#### Pagina:

--------------------------------------------------

15 febbraio 2017

Ricordando Anna Rossi Doria

"(...) per scrivere la storia del femminismo degli anni Settanta, occorrerà riuscire a intrecciare, come esso ci aveva insegnato a fare, ragioni e sentimenti" (A. Rossi Doria, Ipotesi per una storia che verrà, in Il femminismo degli anni Settanta, Viella 2005)

8 dicembre 2016

Non una di meno ...

...  per redigere un piano nazionale contro la violenza alle donne.
Intorno a questo obiettivo ambizioso e urgente si sono riunite le migliaia di donne che il 26 novembre scorso hanno animato l'imponente manifestazione (200.000 persone) svoltasi a Roma. Essa ha rappresentato una straordinaria presa di parola, continuata il giorno successivo con un'assemblea plenaria presso la facoltà di psicologia. Un percorso, quello di Non una di meno, che speriamo continui a raccogliere intorno a sé sempre più entusiasmo ed energie.

MGrazia


 

Di seguito proponiamo la  Testimonianza di Maria che ringraziamo per aver condiviso con wedwellinpossibily la sua esperienza.

il percorso Non una di meno lo seguo dal suo nascere e ne faccio parte attivamente, per quel che posso. Alla manifestazione c'ero ed è stato molto intenso ed emozionante partecipare.

L'unica cosa che mi sembra preziosa e interessante da rilevare è il grande sforzo, almeno qui a Roma, di dialogo e collaborazione tra vecchie e nuove "leve". Il problema del passaggio di consegna, della trasmissione del sapere tra generazioni c'è e c'è stato. Molte sono le ragioni (e le responsabilità) che hanno separato e reso difficile la comunicazione e la convivenza tra le femministe storiche e le "giovani". Alcune probabilmente fisiologiche ed inevitabili, altre un po' meno. Il transfemminismo queer per molte "storiche" è un'accozzaglia teorica che neutralizza l'essenza stessa del femminismo mentre per le donne cresciute negli anni 2000 certi assiomi e certo linguaggio non parlano più alla loro vita ed esperienza.

--------------------------------------------------

#### Informazioni mostrate:

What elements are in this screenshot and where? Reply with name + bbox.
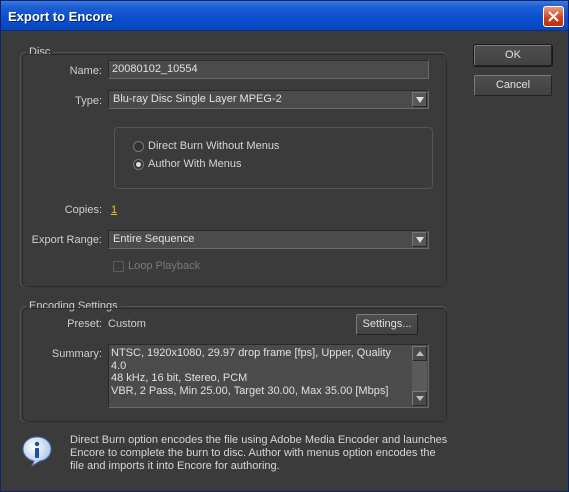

--------------------------------------------------

#### Requisiti dell'esercizio:
Ricopia dalla pagina tutto il testo che va da "il percorso Non" giù fino a "ed emozionante partecipare.", senza cambiare nulla. L'elenco non ha alcun legame con la pagina.

#### Risultato atteso:
il percorso Non una di meno lo seguo dal suo nascere e ne faccio parte attivamente, per quel che posso. Alla manifestazione c'ero ed è stato molto intenso ed emozionante partecipare.